## EXERCISE DETAILS
Search the entries below. Return every line that has "parsley" in it.

[Data records]
-------------------------

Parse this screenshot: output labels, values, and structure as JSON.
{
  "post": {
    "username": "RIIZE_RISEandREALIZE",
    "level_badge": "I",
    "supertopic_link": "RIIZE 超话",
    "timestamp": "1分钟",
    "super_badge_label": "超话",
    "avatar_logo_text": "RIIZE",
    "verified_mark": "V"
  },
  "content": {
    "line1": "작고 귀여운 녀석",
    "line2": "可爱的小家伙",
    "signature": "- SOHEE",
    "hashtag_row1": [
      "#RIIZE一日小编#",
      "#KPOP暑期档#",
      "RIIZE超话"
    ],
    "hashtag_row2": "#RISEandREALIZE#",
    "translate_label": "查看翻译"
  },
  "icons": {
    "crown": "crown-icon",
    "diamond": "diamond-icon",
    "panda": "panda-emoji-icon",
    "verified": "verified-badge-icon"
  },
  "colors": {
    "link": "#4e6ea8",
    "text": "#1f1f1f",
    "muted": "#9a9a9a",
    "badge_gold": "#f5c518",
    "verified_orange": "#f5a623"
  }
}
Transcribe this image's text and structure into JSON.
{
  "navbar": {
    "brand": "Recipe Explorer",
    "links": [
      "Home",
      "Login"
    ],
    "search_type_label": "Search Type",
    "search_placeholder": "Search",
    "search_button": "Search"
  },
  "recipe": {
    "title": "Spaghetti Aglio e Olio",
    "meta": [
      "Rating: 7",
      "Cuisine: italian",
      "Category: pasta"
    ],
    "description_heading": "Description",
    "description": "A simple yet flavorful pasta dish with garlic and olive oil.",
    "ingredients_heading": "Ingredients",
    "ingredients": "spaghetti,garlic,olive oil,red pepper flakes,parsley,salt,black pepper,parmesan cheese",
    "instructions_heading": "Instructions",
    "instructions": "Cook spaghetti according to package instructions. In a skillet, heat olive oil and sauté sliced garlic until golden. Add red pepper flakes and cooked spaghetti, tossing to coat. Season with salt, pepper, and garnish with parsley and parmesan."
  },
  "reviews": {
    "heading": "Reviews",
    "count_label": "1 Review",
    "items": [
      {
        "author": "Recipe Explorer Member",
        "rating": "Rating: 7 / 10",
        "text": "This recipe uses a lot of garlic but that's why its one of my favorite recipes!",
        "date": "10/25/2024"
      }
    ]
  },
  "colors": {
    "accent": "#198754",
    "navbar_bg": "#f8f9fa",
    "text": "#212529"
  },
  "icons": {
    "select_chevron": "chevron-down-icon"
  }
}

-------------------------

## ANSWER TO THE TASK
    "ingredients": "spaghetti,garlic,olive oil,red pepper flakes,parsley,salt,black pepper,parmesan cheese",
    "instructions": "Cook spaghetti according to package instructions. In a skillet, heat olive oil and sauté sliced garlic until golden. Add red pepper flakes and cooked spaghetti, tossing to coat. Season with salt, pepper, and garnish with parsley and parmesan."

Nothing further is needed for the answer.